* [GIVEN RECORDS]
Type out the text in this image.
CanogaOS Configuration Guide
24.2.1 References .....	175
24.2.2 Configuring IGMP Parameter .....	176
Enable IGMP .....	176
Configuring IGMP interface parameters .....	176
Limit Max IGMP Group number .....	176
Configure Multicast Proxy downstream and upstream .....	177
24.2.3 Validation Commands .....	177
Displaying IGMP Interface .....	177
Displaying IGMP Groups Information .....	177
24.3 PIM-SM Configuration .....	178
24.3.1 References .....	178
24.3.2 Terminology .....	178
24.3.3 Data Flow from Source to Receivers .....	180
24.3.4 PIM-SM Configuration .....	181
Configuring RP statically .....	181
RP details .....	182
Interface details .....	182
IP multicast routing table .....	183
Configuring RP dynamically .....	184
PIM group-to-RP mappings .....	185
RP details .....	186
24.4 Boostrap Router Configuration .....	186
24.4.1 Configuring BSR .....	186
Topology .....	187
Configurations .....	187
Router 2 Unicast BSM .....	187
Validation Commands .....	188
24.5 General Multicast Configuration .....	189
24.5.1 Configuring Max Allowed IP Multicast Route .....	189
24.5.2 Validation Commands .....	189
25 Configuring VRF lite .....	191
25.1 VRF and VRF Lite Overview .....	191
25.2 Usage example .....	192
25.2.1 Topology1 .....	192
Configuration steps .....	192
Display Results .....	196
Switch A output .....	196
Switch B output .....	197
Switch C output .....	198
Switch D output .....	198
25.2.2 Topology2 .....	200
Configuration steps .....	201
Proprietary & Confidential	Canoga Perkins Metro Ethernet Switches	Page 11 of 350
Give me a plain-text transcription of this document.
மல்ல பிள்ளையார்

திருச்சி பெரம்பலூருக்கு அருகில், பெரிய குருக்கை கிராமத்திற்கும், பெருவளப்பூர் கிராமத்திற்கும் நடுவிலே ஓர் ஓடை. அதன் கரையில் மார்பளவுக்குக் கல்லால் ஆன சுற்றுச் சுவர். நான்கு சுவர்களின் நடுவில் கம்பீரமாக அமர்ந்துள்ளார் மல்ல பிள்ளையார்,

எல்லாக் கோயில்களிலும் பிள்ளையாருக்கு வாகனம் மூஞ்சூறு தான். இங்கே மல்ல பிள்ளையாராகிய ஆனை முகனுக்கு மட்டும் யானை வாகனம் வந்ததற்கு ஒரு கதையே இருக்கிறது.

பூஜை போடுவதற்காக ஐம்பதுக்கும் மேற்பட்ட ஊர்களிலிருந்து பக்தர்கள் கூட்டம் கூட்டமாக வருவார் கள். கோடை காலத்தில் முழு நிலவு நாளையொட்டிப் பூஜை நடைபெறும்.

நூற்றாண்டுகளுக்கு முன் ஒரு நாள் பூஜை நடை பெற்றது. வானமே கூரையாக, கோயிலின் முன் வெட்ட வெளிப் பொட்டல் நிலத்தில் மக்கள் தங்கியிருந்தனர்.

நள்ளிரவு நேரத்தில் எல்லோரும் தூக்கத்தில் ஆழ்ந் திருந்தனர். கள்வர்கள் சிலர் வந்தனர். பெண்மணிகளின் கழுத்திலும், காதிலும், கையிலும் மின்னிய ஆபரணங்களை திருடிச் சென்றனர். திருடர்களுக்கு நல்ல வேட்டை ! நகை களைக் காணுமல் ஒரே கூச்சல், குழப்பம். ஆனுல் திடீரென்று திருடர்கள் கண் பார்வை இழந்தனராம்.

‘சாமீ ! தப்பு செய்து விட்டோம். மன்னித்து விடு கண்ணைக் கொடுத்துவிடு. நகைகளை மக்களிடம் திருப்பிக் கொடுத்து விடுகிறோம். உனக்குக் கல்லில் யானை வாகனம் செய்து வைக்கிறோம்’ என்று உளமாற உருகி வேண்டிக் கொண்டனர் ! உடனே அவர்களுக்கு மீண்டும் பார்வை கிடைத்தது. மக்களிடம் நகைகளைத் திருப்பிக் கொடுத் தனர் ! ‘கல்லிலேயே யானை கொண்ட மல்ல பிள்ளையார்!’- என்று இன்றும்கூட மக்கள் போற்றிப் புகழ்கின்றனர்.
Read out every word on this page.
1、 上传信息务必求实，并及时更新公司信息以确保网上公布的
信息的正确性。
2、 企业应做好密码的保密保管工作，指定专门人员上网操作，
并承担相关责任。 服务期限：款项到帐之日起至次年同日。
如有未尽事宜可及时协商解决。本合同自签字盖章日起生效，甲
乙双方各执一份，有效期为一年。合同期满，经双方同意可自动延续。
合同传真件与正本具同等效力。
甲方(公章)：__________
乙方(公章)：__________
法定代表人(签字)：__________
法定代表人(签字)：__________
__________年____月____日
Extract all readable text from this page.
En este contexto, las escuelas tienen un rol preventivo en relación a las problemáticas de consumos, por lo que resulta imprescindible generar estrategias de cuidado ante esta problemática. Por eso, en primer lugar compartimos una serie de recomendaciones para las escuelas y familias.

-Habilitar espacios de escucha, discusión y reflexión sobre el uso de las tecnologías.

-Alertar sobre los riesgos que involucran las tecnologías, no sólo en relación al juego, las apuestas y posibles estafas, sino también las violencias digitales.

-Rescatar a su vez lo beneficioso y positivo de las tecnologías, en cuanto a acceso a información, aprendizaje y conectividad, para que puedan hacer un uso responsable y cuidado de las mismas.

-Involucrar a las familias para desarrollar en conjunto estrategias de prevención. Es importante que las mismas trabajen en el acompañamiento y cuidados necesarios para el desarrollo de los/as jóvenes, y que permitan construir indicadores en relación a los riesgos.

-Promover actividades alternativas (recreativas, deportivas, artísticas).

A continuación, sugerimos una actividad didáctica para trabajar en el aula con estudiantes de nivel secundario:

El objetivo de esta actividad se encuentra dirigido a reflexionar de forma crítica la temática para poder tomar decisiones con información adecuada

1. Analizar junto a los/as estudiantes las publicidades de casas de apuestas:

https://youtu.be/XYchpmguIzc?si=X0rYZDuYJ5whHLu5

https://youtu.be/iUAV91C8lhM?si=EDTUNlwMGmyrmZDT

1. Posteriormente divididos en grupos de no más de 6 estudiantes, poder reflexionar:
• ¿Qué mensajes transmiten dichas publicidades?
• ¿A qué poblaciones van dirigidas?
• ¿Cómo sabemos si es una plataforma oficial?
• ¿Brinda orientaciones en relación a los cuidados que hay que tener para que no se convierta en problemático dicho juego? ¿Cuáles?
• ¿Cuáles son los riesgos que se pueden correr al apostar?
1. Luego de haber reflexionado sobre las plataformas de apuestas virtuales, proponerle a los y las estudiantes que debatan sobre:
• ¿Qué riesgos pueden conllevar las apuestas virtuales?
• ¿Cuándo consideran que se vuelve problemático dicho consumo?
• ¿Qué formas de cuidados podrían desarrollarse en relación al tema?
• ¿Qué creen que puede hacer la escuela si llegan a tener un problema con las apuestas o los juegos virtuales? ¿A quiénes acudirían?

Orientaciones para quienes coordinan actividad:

* [TASK DETAILS] For the material, find the number of lines holding the word "dicho" and give that figure and nothing more.

* [REPLY TO THE EXERCISE] 2